So, I'm going to tell you why a little
bit later.
So, we do something in between, 'kay?
So, suppose that I.
Say that I have cache that has you know,
eight positions, eights blocks here.
There's multiple ways of organizing it.
'Kay?
One way is to use eight sets and have one
block per set, this will be called direct
mapped.
'Kay?
So this one I just showed you, direct
mapped.
now on the other extreem is fully, fully
associative which means the data can go
anywhere in the cache.
Okay?
So, direct mapped again, the data can
either go here, or here, or here and so
on.
Okay?
So, either go to one place only, not to
multiple places.
Whereas in, in fully associative, we can
go anywhere here.
So, since this one is bad, because of
conflict and this one is bad because it's
too expensive, let's see what we can do
in between.
There's something we call set associative
caches.
Yes, I could say if my cache is set two a
set associative, for example, I'm saying
that there are two places in a set where
data can go.

▸ **To-do list**
1) From the transcript on cache organization, list every way of organizing a cache that it names.
2) Carry on the transcript on cache organization, beginning after its final sentence.
The records are not needed for the following work.

▸ **Excerpted data**
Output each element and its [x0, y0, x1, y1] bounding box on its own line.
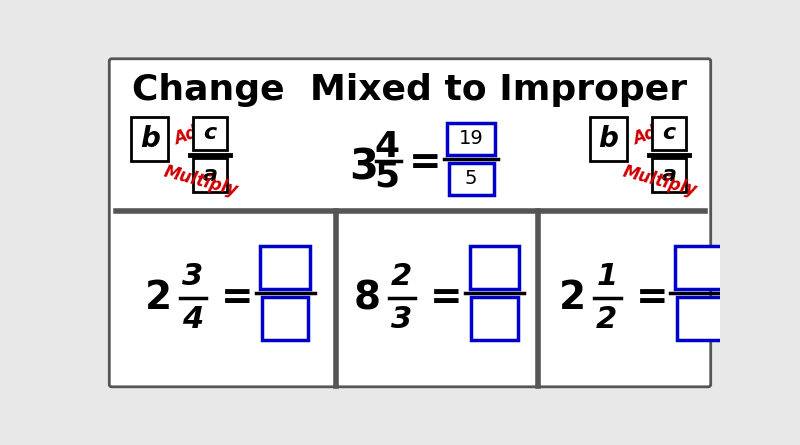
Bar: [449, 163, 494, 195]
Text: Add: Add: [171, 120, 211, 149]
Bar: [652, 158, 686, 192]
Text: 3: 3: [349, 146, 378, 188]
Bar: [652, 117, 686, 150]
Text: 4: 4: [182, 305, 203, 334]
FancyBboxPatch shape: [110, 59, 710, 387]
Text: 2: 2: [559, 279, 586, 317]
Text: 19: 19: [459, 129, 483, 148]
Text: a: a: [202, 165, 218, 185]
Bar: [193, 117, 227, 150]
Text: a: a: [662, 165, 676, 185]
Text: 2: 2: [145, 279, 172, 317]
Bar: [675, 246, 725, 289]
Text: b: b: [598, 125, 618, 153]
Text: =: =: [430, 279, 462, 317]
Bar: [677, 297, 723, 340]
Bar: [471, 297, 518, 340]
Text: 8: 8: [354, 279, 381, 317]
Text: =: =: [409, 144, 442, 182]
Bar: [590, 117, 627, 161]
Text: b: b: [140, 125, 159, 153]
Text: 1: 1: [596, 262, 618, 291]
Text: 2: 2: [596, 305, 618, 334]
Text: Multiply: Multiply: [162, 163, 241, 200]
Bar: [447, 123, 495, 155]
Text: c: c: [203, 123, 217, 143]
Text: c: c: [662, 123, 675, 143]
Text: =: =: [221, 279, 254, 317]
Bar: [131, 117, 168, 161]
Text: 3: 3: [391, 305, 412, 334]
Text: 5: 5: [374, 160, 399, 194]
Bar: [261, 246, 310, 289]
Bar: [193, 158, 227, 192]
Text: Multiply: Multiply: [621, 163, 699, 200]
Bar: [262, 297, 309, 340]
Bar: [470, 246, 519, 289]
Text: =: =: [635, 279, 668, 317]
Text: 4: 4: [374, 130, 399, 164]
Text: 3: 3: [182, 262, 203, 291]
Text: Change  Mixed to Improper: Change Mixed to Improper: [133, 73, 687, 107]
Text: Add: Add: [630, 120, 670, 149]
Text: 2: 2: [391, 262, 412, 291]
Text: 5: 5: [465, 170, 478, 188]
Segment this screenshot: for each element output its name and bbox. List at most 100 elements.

...

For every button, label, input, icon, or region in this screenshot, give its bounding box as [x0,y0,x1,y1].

▸ **Expected results**
1) Direct mapped, fully associative, and set associative.

2)
So for example, in, in our previous
example, I showed you that two addresses
would collide.
Right, they would both go to the same
place in the cache.
Now they can go to two places, they can
put address a here and address b here.
They can both live together.
Okay?
So, now and this has multiple flavors.
This is a two way.
If I say it's four way, there's four
locations in my set where data can go.
It means that I'm only going to have
conflicts in my cache if I'm going to, if
I have at least, if, if, if I have more
than four locations that I tend to access
repeatedly.
That maps into the same set okay?
An important question in such a
[INAUDIBLE], where does the data go and
let me tell with a very simple example.
First thing to know is that we're going
to divide an n bit address into three
components.
One is a number, a certain number of bits
to tell which part of the block the
address refers to, the offset within the
block.
Then we're going to have some bits here,
k bits, to tell me which index, which
set, the data goes in the cache.
And then whatever is left I'm going to
use a sort of tag.
Remember the tag's necessary to tell,
where the data what data's actually
stored in the cache.
So if I have an, in my example here,
suppose that I have a four byte four
block cache.
And then I have one I, I have two bytes
per block.
How many bits do I need for the offset?
Well, only one bit, because there's only
two bytes within a block.
Okay?
Now let's say that our cache is direct
mapped.
Direct mapped.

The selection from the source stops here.